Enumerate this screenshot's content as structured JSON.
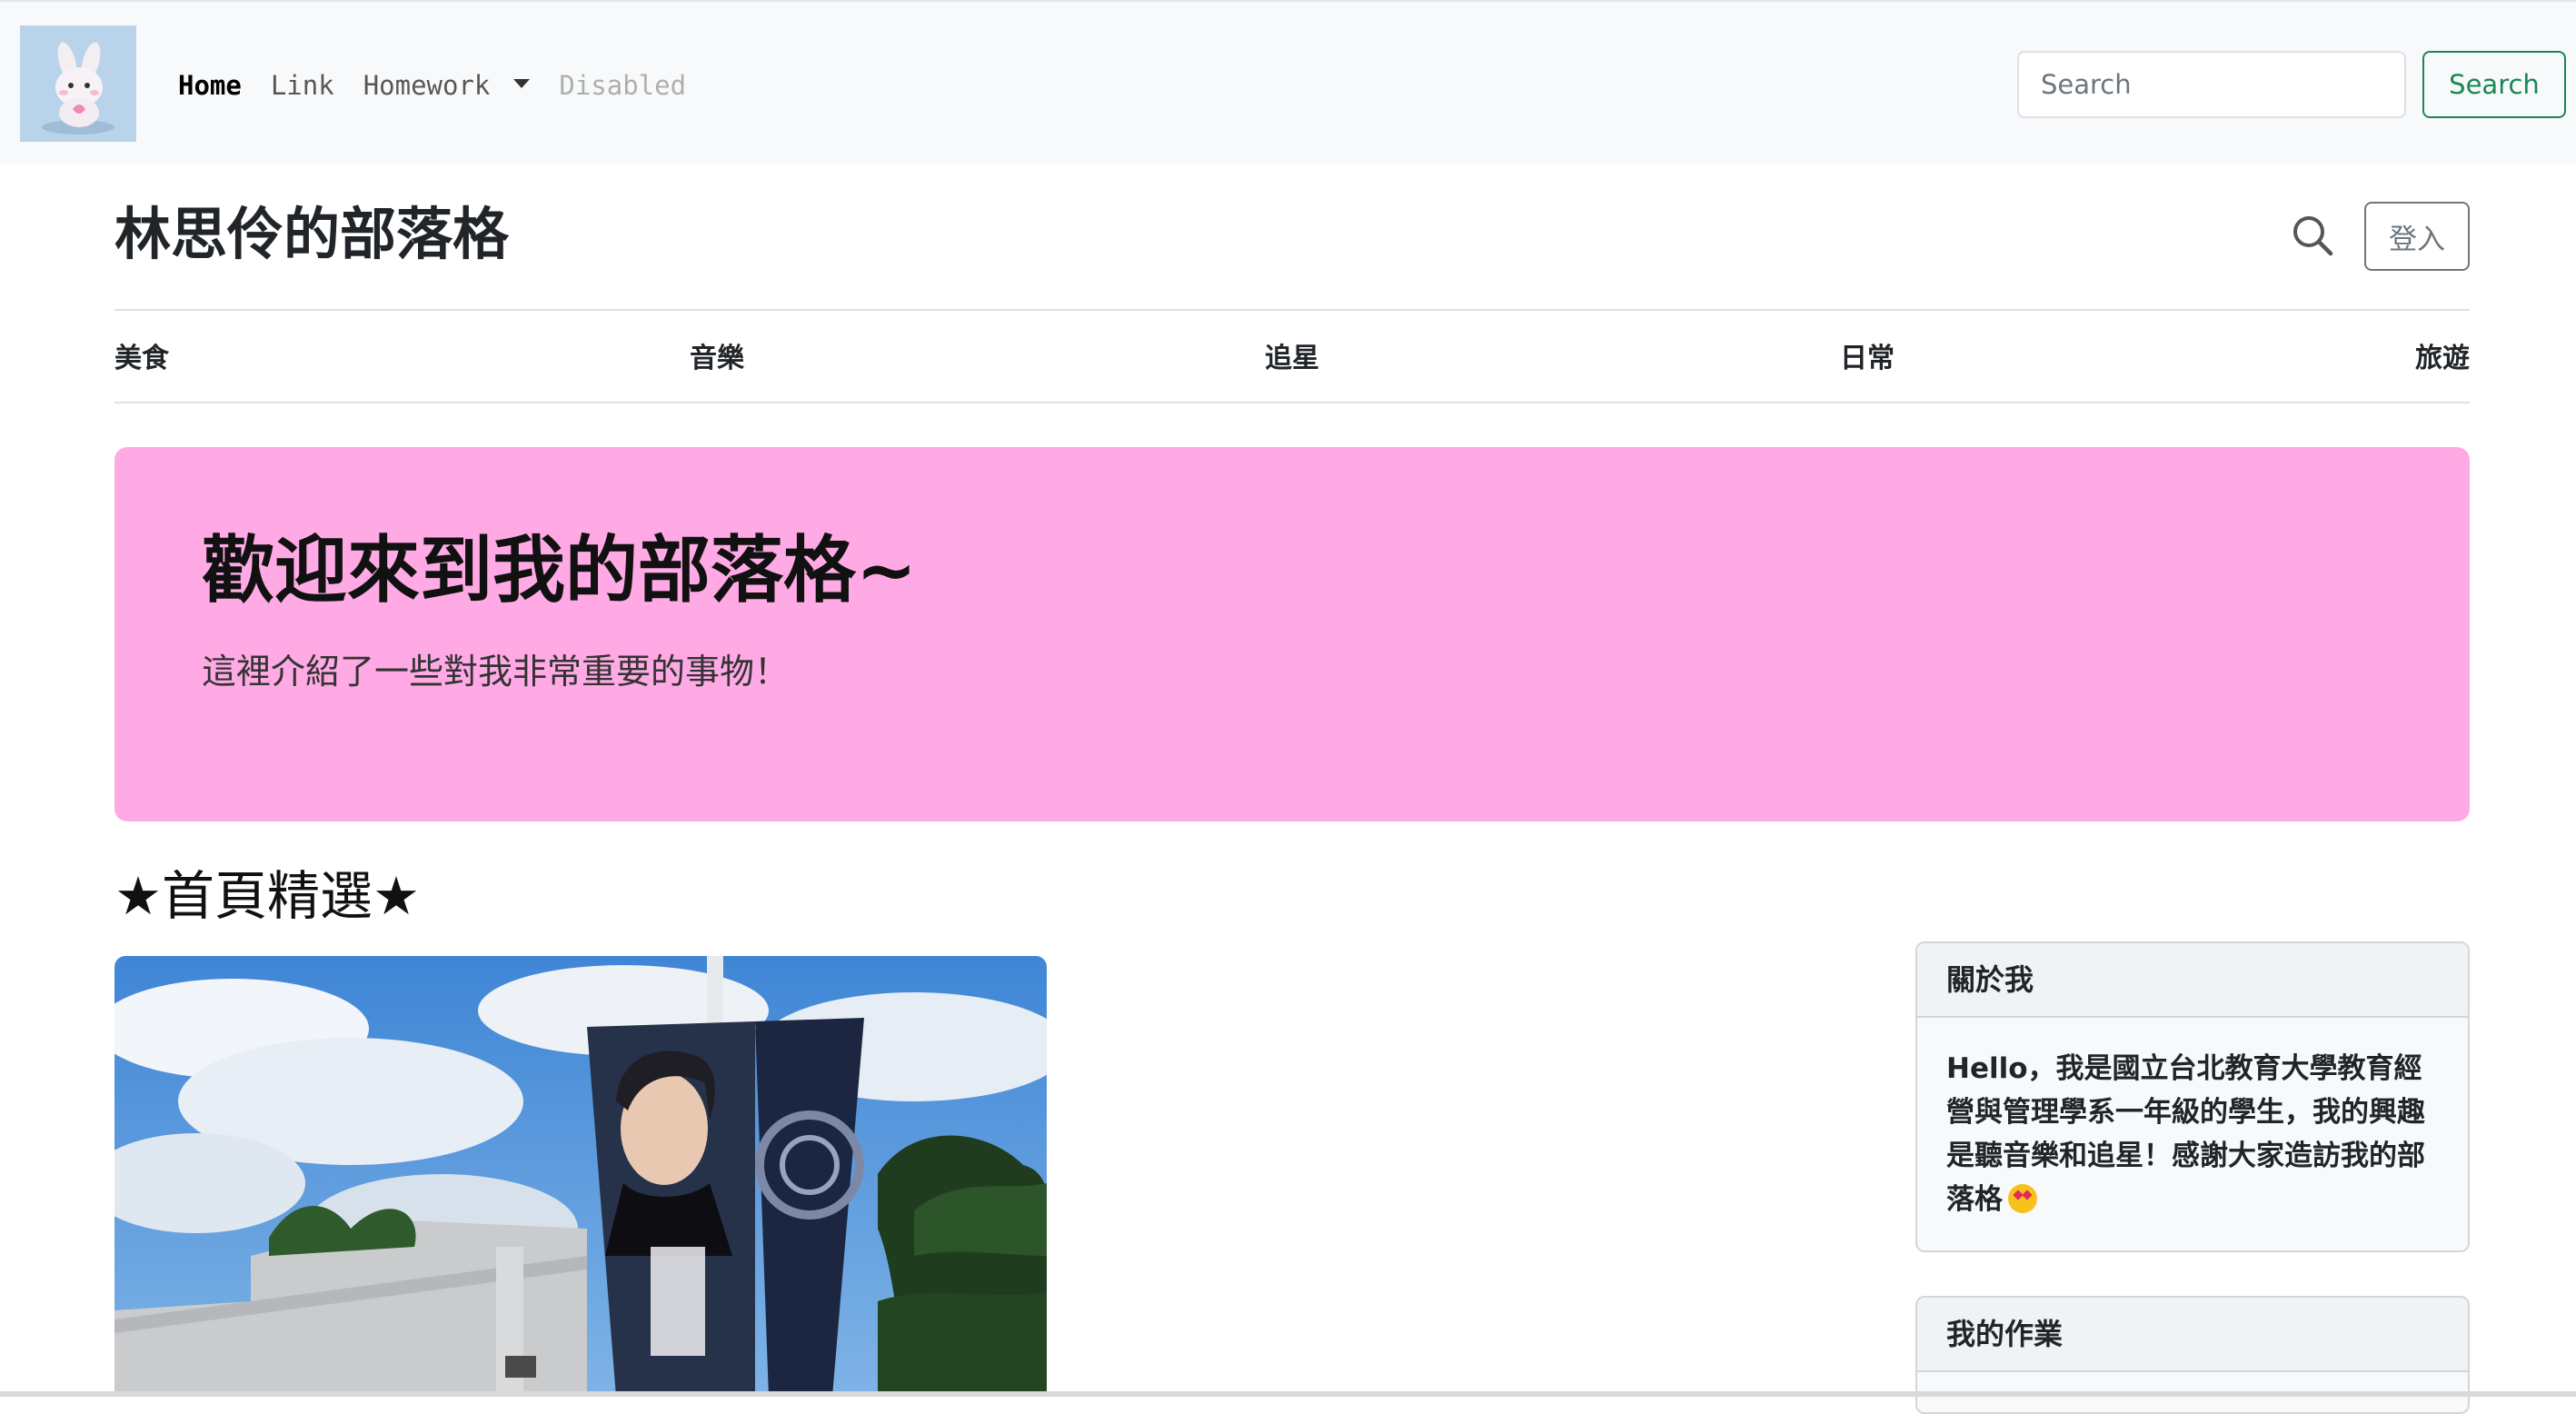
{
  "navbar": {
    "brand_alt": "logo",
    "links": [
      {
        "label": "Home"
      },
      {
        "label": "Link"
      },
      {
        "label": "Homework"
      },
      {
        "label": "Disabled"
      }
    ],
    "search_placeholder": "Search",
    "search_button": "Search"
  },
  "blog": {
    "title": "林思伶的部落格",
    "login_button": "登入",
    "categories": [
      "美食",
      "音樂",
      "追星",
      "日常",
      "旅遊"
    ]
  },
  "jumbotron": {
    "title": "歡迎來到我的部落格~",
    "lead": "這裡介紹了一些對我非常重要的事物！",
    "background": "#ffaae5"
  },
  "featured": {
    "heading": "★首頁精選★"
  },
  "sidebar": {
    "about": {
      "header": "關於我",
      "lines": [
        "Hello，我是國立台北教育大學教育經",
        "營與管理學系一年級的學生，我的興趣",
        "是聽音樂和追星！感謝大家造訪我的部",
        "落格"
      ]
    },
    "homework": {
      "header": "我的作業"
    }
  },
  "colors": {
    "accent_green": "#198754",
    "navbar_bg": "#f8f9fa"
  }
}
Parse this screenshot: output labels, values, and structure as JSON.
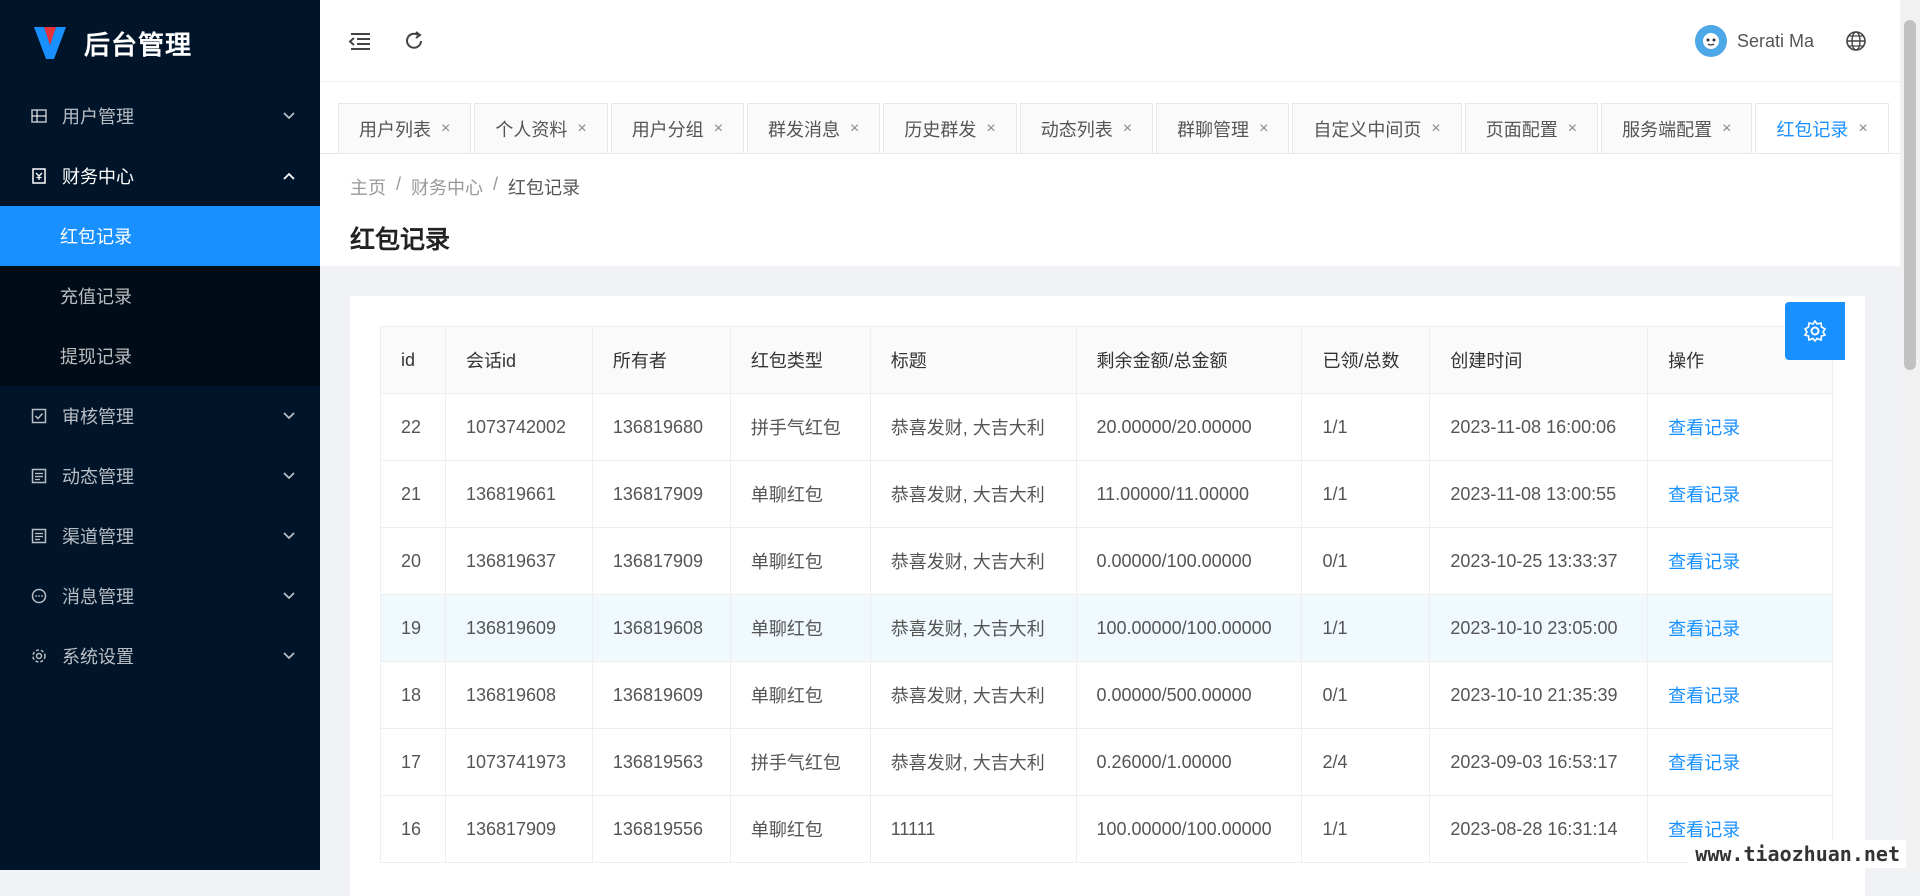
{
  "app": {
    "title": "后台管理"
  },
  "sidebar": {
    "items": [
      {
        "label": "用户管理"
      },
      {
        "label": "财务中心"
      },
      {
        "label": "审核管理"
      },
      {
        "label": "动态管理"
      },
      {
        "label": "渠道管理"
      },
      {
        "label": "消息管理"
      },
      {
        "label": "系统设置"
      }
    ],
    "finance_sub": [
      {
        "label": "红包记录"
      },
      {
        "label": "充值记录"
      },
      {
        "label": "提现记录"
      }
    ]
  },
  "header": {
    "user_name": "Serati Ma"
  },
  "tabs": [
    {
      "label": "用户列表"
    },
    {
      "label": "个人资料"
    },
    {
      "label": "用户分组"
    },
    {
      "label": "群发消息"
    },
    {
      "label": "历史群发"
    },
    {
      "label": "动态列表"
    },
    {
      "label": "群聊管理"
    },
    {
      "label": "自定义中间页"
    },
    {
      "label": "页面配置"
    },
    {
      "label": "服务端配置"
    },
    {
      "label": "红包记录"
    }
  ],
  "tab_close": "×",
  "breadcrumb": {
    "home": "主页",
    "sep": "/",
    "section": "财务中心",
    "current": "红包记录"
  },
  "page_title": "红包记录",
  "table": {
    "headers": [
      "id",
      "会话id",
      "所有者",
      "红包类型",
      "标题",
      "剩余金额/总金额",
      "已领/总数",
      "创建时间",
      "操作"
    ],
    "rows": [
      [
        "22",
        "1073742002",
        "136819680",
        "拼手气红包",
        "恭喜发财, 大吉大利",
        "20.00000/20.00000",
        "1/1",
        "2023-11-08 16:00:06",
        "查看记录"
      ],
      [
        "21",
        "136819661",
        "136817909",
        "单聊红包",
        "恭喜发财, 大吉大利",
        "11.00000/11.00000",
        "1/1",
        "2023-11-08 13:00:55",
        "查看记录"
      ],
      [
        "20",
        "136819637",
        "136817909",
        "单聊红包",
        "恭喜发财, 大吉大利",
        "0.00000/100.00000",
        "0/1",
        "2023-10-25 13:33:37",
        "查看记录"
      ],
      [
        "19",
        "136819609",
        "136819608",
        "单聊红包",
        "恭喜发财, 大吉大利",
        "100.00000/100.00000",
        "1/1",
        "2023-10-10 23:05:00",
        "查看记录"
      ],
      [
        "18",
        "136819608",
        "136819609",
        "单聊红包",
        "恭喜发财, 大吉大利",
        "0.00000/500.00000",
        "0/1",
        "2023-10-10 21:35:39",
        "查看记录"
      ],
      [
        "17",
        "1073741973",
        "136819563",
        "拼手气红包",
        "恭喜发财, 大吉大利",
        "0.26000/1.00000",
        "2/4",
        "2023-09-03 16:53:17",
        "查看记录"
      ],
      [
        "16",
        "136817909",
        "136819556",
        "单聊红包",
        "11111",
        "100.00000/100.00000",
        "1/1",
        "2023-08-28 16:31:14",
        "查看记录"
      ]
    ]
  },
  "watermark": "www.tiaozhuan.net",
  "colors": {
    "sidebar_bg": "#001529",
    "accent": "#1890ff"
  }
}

⁂

Task requirements ▸ How many lines in these entries contain the string "this"? State the number and nothing more.

Written solution ▸ 2